» **RECORDS TO USE**:
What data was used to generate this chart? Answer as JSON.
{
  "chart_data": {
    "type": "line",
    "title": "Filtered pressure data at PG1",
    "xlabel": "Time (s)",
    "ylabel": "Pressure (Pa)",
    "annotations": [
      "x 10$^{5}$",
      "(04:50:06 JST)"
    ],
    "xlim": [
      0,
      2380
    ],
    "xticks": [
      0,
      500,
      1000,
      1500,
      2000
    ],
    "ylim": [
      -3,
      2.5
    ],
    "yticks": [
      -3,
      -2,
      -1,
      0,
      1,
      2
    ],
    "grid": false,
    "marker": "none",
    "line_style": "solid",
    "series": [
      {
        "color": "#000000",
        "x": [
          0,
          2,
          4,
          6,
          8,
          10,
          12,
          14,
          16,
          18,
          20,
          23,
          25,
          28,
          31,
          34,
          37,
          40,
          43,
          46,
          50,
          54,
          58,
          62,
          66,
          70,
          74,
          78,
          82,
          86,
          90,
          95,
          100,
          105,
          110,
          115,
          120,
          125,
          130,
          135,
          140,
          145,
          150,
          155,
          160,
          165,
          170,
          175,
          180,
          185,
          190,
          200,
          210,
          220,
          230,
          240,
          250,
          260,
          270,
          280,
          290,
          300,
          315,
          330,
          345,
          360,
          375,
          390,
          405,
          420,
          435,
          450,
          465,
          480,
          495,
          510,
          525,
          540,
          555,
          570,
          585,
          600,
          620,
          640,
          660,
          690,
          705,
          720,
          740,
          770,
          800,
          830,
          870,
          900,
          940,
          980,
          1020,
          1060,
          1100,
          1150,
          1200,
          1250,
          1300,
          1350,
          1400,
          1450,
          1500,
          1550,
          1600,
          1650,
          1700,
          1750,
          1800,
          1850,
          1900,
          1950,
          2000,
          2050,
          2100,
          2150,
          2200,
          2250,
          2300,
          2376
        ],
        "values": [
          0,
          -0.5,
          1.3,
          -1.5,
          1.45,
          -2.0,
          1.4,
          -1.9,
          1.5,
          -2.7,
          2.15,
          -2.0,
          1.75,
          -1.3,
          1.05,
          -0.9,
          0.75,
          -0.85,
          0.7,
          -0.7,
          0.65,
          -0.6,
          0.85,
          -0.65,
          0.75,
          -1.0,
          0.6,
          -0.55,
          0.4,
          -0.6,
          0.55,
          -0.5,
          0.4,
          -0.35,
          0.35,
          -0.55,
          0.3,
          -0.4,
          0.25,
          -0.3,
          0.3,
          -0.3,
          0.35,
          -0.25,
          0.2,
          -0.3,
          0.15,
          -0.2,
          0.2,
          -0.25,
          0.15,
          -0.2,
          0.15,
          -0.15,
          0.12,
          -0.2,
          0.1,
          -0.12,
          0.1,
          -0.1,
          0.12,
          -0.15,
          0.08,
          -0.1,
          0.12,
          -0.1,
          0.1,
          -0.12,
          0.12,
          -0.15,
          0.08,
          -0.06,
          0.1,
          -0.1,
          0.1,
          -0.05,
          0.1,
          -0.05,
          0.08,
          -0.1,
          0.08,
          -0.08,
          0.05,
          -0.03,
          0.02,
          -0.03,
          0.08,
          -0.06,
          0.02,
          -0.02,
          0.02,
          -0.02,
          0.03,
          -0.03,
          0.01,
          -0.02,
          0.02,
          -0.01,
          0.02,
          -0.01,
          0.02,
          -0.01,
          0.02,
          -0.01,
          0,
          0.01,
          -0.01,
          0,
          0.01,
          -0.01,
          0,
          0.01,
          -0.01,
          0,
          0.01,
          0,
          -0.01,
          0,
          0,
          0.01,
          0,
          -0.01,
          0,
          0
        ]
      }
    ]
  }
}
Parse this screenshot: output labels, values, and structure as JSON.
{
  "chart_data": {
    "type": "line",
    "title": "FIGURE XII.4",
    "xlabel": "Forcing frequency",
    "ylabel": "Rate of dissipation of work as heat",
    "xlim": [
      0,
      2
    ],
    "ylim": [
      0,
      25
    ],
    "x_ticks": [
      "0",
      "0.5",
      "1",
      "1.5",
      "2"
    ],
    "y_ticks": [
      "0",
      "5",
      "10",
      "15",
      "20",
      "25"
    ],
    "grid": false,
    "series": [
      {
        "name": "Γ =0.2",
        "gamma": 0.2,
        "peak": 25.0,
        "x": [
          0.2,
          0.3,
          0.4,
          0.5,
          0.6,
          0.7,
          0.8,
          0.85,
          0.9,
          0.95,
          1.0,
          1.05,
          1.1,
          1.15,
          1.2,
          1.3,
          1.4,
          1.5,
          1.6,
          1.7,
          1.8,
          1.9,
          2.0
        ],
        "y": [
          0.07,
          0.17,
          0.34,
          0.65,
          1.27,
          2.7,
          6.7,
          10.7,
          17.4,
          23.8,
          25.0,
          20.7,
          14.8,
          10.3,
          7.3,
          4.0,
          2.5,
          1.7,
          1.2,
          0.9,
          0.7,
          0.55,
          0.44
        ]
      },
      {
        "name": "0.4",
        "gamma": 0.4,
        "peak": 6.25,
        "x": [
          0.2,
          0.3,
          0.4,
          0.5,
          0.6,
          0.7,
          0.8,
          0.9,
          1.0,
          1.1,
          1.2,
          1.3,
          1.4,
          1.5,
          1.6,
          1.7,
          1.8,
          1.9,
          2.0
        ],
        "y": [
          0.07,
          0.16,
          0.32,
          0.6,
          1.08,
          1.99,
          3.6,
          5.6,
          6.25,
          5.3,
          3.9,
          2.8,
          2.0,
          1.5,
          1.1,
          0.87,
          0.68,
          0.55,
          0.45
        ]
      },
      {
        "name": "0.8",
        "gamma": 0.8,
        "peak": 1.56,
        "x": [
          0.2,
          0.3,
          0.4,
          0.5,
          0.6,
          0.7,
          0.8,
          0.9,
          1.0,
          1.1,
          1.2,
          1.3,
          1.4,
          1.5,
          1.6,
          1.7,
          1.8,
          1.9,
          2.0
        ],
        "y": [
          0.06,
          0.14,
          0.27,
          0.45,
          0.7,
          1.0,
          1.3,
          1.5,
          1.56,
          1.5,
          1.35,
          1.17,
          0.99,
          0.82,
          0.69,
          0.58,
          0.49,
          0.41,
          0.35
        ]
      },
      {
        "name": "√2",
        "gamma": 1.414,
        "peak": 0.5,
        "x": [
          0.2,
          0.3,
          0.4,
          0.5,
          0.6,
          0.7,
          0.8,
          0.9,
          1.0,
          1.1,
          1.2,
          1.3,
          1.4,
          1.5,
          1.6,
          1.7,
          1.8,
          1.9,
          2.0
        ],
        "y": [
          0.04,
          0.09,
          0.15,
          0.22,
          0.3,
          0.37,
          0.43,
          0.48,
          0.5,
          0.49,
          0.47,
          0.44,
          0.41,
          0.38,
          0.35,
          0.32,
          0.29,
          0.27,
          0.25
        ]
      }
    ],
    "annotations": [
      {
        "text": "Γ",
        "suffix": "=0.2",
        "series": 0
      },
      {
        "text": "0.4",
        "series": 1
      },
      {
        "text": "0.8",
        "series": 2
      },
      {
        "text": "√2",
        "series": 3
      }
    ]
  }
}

» **PROBLEM STATEMENT**:
Using the material above, work out how many lines contain the string "this". Give that number alone.

» **COMPLETE OUTPUT**:
2